- The exercise -
Copy every line of the records below that holds the word "sous".

Data entries
-=-=-
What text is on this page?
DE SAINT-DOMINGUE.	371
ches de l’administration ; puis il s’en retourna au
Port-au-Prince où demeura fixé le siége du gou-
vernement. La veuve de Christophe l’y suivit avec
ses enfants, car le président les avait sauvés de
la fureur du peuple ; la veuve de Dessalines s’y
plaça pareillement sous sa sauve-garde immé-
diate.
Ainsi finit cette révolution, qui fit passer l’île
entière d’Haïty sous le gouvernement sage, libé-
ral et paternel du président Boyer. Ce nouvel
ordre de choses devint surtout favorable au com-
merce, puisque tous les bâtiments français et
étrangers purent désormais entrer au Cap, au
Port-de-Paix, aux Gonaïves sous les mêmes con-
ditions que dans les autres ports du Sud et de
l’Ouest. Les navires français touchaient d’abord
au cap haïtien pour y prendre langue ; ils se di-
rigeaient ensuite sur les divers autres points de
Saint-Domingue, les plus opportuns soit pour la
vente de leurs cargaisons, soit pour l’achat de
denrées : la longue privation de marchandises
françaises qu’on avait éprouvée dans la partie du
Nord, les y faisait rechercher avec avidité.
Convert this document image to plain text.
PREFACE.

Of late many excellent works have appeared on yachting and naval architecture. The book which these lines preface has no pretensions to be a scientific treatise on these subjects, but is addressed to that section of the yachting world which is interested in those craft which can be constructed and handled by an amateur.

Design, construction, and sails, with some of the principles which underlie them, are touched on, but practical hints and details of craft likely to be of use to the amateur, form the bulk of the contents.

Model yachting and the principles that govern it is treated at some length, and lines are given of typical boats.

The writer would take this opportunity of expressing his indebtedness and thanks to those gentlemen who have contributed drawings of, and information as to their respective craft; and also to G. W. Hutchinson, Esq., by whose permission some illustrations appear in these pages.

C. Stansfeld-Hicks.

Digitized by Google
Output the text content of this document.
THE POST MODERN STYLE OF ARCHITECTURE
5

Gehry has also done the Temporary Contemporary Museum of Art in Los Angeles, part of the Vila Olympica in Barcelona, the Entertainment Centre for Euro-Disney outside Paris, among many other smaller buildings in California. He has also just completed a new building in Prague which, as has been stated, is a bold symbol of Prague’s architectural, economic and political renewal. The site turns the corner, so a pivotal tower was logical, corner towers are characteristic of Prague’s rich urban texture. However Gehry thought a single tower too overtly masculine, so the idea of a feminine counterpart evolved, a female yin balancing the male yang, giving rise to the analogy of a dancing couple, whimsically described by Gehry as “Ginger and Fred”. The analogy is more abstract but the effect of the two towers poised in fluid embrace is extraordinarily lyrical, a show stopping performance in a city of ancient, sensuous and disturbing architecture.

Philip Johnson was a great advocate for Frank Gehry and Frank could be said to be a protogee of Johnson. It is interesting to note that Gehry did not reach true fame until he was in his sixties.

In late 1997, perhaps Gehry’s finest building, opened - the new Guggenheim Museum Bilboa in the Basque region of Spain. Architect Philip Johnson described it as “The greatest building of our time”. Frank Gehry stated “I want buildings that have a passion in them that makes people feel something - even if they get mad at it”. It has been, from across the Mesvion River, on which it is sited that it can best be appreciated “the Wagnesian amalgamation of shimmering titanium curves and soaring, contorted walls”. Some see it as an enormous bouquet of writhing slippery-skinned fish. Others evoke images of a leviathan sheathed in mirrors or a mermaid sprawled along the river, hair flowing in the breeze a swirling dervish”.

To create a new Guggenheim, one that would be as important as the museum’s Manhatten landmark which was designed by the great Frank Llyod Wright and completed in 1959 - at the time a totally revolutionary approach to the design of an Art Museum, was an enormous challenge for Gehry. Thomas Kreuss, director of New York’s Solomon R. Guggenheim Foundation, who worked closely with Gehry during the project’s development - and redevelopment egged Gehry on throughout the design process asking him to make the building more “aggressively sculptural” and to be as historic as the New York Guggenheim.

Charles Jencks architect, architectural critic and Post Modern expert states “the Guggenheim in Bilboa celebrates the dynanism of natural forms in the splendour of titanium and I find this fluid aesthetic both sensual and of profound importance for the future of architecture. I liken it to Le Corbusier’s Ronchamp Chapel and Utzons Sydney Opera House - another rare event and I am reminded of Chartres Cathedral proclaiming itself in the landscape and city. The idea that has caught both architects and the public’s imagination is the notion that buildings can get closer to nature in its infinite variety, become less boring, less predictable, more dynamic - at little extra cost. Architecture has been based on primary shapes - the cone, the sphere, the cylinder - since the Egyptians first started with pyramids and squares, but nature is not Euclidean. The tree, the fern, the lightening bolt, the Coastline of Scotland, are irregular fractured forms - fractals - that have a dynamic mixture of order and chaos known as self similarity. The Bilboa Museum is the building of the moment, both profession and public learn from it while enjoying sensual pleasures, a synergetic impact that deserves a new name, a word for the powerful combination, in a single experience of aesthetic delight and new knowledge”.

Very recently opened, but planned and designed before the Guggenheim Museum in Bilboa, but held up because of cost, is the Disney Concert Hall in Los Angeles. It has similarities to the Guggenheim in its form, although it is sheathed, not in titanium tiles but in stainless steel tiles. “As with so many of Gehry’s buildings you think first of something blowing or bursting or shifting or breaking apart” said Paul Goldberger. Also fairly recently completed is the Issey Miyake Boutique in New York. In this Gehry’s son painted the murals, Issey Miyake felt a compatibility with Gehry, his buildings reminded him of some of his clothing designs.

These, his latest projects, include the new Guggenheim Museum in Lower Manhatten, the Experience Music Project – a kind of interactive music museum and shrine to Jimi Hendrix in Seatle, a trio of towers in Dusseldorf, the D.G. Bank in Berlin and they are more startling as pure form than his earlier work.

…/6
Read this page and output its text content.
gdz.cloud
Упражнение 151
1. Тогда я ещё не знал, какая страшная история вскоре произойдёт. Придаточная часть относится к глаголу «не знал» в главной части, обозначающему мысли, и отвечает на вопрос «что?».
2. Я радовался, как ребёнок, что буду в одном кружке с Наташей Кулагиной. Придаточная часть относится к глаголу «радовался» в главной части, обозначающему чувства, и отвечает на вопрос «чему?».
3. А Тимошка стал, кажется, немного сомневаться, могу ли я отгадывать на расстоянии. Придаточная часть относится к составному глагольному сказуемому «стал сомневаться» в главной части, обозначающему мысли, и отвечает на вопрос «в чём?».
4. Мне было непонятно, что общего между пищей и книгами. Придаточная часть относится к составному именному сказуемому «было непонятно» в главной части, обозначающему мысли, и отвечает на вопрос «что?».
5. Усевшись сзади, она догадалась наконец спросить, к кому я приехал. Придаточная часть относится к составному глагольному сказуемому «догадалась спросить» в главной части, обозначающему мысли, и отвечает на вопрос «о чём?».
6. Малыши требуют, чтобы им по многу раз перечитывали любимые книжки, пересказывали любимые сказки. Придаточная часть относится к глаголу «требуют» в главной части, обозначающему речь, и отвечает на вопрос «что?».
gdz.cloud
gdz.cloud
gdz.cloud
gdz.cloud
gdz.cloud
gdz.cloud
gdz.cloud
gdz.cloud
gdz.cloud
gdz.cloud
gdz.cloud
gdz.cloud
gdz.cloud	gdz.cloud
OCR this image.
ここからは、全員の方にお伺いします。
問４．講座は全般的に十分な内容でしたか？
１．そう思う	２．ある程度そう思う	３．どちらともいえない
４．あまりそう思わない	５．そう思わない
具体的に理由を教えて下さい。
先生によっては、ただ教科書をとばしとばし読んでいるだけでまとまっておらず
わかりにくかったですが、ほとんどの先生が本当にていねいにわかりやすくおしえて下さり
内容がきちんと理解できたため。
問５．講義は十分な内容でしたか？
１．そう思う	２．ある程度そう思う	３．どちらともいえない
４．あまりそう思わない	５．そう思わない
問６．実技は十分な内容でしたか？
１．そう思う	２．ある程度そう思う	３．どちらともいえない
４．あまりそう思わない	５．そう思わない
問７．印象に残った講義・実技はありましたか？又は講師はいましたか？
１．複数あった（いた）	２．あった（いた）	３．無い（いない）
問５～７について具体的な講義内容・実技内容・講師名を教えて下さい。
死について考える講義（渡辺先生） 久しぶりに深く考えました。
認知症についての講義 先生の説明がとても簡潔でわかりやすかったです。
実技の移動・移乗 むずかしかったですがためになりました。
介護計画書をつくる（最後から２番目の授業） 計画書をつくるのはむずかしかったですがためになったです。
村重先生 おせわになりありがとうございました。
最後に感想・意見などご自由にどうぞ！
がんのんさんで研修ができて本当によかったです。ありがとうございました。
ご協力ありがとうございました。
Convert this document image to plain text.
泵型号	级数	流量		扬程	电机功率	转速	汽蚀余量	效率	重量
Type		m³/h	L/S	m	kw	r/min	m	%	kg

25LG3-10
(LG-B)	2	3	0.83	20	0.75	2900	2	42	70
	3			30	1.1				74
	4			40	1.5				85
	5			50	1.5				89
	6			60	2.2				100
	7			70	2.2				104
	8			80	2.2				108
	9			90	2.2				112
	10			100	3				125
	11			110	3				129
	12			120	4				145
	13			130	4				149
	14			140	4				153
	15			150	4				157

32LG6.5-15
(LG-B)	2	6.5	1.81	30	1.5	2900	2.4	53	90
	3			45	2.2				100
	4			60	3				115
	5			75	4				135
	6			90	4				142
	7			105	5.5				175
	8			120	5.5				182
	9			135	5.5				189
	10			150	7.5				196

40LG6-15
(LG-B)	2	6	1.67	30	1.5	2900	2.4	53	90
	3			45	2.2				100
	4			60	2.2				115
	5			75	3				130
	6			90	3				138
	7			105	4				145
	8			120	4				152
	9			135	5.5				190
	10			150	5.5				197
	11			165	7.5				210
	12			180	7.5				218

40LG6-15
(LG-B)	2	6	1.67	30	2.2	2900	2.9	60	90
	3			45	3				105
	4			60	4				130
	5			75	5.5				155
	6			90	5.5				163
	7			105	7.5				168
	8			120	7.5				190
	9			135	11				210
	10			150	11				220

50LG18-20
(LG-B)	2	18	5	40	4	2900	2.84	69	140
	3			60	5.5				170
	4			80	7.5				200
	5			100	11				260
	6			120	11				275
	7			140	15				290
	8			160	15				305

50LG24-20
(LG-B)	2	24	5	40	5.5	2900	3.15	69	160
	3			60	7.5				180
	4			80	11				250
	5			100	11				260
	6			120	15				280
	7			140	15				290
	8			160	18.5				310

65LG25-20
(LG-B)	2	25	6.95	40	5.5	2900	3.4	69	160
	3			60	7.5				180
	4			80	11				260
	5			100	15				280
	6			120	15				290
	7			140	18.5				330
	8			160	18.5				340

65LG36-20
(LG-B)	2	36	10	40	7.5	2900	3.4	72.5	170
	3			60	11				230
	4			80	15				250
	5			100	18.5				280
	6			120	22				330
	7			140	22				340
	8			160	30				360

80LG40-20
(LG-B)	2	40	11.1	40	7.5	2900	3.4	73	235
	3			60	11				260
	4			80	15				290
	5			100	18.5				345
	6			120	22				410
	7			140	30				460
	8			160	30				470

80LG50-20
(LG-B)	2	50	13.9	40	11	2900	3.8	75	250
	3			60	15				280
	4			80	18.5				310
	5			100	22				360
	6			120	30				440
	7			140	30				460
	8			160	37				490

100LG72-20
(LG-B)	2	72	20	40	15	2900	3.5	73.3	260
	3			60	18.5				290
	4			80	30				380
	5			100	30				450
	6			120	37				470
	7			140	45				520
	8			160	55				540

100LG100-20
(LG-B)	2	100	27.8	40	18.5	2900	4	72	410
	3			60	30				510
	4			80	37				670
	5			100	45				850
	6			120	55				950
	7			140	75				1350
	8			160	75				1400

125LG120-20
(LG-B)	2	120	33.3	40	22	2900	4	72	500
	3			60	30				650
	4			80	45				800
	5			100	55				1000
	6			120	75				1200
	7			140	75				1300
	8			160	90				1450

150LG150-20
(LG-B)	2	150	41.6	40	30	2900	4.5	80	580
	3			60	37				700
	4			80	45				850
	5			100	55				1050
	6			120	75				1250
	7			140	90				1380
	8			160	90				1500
-=-=-
- Result -
plaça pareillement sous sa sauve-garde immé-
entière d’Haïty sous le gouvernement sage, libé-
Port-de-Paix, aux Gonaïves sous les mêmes con-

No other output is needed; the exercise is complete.